PROVIDED DATA
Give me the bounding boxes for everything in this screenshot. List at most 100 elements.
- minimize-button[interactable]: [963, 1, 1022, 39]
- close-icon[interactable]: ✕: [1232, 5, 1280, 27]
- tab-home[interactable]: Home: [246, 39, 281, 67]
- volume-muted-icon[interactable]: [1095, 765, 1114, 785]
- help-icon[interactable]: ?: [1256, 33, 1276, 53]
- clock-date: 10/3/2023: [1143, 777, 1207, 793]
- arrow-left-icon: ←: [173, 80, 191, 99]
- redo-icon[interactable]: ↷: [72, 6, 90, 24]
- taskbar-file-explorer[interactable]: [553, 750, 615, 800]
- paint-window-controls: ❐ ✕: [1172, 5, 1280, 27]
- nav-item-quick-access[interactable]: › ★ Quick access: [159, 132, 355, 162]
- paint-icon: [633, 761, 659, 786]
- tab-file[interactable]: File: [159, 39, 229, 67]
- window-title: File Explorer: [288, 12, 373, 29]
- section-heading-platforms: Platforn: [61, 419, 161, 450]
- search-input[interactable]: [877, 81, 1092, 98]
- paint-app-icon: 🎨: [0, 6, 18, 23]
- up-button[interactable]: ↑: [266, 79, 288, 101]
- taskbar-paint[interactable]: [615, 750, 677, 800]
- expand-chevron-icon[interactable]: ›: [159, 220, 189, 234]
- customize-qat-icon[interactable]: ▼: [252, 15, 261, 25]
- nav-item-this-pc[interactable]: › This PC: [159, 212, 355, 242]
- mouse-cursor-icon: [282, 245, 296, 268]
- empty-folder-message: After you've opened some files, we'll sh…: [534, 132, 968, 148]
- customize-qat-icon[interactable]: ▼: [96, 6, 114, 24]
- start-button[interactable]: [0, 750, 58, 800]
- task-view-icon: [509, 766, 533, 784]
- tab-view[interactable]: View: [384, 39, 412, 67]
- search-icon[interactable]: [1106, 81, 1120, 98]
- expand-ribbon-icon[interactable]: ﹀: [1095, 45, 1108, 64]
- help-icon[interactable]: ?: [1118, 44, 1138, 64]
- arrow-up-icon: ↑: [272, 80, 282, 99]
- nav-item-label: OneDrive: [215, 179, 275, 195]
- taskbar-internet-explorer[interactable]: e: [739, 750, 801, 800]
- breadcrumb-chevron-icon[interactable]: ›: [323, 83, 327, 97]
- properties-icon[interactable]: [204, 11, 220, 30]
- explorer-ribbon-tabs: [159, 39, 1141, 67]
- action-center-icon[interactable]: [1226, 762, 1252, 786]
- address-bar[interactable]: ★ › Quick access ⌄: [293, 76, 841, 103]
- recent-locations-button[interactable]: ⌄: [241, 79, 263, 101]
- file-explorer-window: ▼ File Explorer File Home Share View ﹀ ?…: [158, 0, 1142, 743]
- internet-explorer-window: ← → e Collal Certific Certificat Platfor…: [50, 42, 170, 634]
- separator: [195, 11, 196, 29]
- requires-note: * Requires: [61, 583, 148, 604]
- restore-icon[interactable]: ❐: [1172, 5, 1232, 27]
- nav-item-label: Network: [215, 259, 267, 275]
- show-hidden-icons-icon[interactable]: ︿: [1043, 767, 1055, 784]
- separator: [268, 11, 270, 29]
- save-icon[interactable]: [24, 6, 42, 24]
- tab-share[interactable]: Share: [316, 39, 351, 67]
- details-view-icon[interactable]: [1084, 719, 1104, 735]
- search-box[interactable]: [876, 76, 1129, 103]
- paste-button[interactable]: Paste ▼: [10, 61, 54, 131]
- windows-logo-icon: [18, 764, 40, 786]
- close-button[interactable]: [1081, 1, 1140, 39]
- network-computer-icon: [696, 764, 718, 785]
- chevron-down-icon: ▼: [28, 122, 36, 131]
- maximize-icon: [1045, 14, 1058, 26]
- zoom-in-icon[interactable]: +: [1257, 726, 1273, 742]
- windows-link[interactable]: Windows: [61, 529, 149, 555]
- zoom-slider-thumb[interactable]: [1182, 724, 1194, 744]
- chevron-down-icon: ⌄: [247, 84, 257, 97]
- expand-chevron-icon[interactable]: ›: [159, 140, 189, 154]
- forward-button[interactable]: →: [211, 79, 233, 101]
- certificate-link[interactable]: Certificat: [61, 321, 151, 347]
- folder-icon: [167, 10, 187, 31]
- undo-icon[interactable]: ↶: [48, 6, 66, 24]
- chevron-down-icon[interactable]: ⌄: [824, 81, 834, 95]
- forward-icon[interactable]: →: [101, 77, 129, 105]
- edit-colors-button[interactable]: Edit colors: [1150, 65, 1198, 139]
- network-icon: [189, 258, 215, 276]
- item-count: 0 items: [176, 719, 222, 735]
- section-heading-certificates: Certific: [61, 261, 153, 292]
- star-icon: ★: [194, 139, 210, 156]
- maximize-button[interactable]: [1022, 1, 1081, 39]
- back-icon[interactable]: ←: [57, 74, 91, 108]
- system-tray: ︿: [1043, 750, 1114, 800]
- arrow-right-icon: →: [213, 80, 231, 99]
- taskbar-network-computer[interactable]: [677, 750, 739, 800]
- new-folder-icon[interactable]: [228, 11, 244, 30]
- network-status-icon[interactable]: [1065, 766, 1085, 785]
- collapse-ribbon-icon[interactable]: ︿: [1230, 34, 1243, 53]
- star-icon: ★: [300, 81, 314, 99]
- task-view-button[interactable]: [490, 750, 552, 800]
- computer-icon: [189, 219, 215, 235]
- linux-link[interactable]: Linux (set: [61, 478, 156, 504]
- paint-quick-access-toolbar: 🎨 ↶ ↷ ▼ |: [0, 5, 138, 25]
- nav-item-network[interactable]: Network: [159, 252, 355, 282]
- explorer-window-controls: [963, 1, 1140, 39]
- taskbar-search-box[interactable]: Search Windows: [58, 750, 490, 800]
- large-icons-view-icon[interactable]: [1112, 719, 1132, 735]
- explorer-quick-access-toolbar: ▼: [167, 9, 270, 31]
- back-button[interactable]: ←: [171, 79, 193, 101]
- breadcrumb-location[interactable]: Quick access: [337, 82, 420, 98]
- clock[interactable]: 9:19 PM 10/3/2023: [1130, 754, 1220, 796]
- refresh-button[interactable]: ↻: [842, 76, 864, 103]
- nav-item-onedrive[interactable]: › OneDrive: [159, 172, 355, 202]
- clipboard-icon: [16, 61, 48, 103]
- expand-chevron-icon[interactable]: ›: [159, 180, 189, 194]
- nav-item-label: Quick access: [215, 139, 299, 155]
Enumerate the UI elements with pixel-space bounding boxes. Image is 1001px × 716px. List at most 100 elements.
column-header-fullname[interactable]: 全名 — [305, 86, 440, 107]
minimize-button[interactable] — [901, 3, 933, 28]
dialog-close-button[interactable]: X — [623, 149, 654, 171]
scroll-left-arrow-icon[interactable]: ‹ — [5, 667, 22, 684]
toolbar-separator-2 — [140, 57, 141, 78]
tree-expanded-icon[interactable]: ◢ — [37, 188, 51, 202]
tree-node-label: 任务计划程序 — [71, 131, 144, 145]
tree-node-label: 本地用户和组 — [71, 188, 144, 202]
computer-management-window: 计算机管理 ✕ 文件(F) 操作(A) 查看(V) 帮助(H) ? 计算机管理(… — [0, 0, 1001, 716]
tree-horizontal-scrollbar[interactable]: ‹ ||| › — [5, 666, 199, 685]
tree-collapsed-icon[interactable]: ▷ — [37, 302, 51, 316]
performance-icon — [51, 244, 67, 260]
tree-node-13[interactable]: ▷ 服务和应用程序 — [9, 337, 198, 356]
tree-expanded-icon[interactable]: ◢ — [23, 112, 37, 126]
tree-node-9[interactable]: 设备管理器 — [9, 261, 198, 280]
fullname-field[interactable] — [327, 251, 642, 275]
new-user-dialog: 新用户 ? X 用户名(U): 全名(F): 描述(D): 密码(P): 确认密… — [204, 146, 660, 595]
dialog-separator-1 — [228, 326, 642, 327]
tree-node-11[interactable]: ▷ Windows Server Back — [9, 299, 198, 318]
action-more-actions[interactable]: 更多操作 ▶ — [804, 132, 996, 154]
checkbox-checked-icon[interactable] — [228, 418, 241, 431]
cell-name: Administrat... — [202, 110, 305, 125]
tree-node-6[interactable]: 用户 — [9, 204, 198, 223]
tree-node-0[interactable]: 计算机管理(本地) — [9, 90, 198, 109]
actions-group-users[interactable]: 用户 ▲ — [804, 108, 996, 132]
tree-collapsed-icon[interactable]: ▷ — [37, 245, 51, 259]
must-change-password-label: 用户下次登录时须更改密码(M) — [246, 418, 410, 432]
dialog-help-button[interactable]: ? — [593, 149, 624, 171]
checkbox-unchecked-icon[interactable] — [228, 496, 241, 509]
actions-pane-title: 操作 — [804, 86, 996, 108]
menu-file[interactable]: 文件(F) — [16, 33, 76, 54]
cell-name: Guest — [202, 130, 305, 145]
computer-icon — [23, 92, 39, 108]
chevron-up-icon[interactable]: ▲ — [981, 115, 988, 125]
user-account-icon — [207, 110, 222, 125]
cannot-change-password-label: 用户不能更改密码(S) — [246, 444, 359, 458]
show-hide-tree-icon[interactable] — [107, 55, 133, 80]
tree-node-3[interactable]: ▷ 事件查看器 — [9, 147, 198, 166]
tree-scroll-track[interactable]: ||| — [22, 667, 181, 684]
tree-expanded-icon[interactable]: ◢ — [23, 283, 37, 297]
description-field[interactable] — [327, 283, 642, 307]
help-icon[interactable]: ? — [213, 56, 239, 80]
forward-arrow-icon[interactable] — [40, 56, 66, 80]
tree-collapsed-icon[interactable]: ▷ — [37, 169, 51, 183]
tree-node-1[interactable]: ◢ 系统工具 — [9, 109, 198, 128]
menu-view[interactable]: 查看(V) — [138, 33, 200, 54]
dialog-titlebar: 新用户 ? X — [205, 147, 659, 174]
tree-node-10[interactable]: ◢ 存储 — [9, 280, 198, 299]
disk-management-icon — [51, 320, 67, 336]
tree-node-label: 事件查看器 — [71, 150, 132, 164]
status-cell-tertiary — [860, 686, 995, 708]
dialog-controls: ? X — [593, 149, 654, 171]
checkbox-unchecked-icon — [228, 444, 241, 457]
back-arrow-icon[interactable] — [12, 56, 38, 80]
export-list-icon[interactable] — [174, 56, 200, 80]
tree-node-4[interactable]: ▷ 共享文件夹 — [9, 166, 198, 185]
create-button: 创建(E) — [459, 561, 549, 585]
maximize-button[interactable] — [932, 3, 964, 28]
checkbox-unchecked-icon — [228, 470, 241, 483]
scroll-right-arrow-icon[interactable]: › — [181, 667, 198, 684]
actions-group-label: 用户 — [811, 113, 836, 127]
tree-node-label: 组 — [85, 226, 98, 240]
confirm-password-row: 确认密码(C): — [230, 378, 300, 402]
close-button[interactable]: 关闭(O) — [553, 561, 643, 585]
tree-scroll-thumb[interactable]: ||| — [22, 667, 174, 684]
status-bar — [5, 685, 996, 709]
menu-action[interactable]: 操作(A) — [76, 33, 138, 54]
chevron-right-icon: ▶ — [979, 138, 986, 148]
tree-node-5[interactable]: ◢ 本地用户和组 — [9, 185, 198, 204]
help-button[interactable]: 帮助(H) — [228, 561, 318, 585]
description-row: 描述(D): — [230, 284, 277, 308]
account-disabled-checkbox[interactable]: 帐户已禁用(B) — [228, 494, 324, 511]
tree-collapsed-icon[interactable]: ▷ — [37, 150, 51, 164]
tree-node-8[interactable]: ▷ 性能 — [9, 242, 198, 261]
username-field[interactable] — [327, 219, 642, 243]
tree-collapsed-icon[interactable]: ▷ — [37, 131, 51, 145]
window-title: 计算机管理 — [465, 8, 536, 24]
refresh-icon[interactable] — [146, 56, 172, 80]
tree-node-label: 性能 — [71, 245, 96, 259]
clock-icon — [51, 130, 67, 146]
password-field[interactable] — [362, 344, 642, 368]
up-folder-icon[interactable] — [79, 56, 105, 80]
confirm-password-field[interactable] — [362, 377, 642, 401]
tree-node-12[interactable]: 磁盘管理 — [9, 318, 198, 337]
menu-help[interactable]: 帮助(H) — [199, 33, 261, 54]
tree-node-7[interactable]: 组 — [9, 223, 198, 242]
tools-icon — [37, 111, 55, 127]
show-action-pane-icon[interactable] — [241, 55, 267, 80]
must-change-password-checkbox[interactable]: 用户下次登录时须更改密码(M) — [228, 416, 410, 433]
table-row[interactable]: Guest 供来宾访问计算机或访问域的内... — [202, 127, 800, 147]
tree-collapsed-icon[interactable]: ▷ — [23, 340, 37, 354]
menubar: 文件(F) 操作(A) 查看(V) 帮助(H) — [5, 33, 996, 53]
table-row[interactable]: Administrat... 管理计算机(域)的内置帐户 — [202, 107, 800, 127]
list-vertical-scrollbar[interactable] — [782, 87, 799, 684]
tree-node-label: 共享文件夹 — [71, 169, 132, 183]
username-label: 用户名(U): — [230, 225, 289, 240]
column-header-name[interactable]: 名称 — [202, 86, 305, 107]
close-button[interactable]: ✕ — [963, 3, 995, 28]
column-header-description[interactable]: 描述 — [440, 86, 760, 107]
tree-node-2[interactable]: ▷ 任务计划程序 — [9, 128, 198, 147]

WHAT YOU WILL DO
Copy the listing word for word, from its first line through the line containing "- help-icon[interactable]: ?: [1256, 33, 1276, 53]", both ends included.

ANSWER TO THE TASK
Give me the bounding boxes for everything in this screenshot. List at most 100 elements.
- minimize-button[interactable]: [963, 1, 1022, 39]
- close-icon[interactable]: ✕: [1232, 5, 1280, 27]
- tab-home[interactable]: Home: [246, 39, 281, 67]
- volume-muted-icon[interactable]: [1095, 765, 1114, 785]
- help-icon[interactable]: ?: [1256, 33, 1276, 53]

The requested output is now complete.